**Data listing**
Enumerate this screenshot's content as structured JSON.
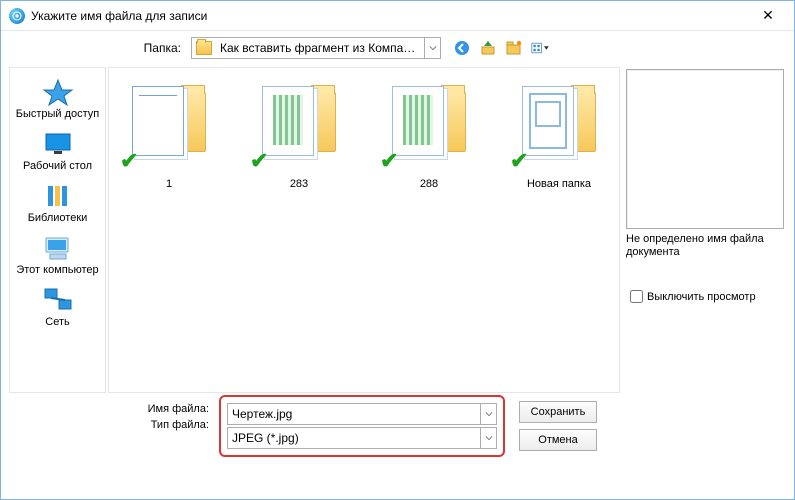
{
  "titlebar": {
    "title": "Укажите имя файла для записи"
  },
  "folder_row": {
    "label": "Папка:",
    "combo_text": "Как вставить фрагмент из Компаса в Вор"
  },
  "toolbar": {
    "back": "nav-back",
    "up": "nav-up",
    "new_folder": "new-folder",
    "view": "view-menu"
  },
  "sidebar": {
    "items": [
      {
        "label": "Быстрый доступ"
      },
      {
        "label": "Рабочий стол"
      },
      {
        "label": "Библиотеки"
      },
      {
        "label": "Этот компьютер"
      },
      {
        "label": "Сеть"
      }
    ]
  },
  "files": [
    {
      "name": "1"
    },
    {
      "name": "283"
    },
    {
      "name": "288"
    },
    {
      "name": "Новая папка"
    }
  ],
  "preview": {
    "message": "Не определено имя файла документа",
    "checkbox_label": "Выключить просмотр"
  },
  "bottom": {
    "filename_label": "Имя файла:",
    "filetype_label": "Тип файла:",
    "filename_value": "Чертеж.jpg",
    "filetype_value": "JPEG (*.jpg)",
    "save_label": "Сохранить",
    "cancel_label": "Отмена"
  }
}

**Aim**
Search the entries for the string "файла" and collect each line that has it.

**Result of this exercise**
    "title": "Укажите имя файла для записи"
    "message": "Не определено имя файла документа",
    "filename_label": "Имя файла:",
    "filetype_label": "Тип файла:",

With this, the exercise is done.